Give the passage of the text on Rued Langgaard's symphonies again, beginning at the words "Rued Langgaard: Symphonies" and stopping after "Dacapo. $69.99 (7 SACDs).", and change "conducted by" to "led by".

:: Text segment ::

>> Start

April 23, 2009


Rued Langgaard: Symphonies Nos. 1-16 (including two versions of No. 5); Drapa (On the Death of Edvard Grieg); Sphinx; Hvidbjerg-Drapa; Danmarks Radio; Res absùrda!? Danish National Vocal Ensemble, Danish National Choir and Danish National Symphony Orchestra conducted by Thomas Dausgaard. Dacapo. $69.99 (7 SACDs).

     Ostracized by the Danish musical establishment, unappreciated by audiences elsewhere in Europe even when his works could get a hearing, his career derailed by World War I after a promising symphonic debut performance in Berlin in 1913, Rued Langgaard (1893-1952) spent essentially his whole career as an outsider. He brought part of this on himself, clinging defiantly to a largely Romantic view of music in which tonality remained important and music represented a reaching for something extramusical and somehow purer and finer. But much of what happened to Langgaard was a function of rapid changes in 20th-century tastes and expectations rather than a commentary on the quality of his music. The evidence for this lies in Langgaard’s 17 symphonies, which are numbered 1-16 and which include a piano concerto and a six-minute work. Langgaard’s musical language may have been largely tonal, but his approach to the word “symphony” most emphatically was not.

>> End

:: Material ::
>> Start

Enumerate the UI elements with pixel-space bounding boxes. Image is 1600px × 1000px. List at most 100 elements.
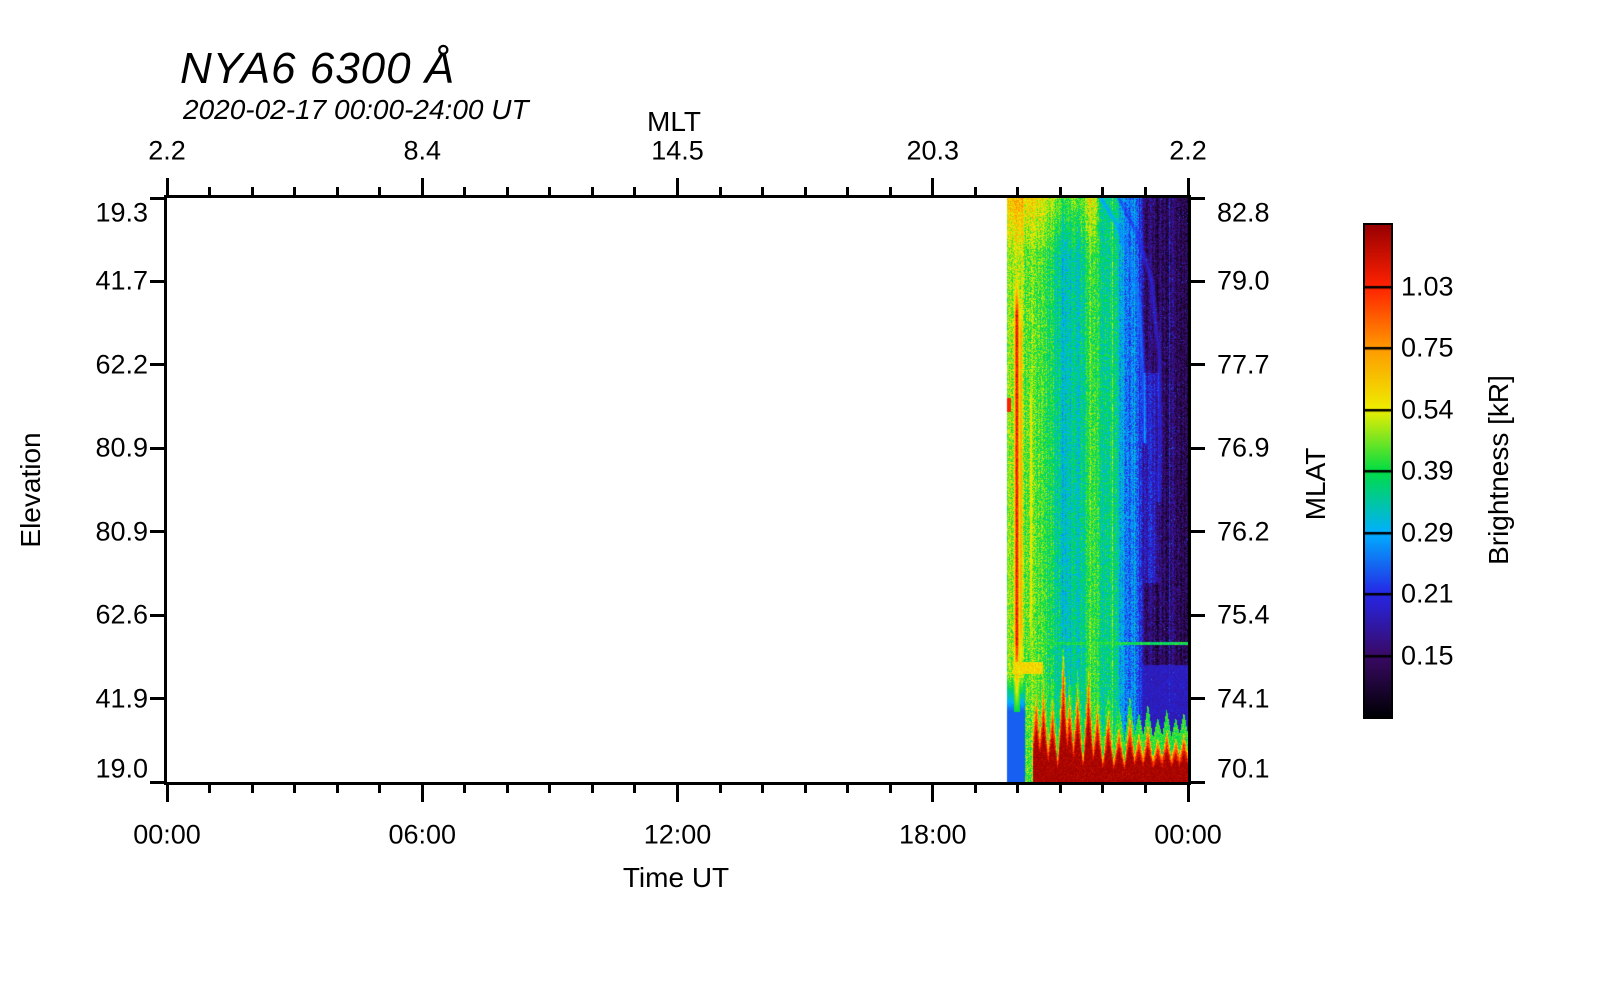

>> End

:: Reply to the task ::
Rued Langgaard: Symphonies Nos. 1-16 (including two versions of No. 5); Drapa (On the Death of Edvard Grieg); Sphinx; Hvidbjerg-Drapa; Danmarks Radio; Res absùrda!? Danish National Vocal Ensemble, Danish National Choir and Danish National Symphony Orchestra led by Thomas Dausgaard. Dacapo. $69.99 (7 SACDs).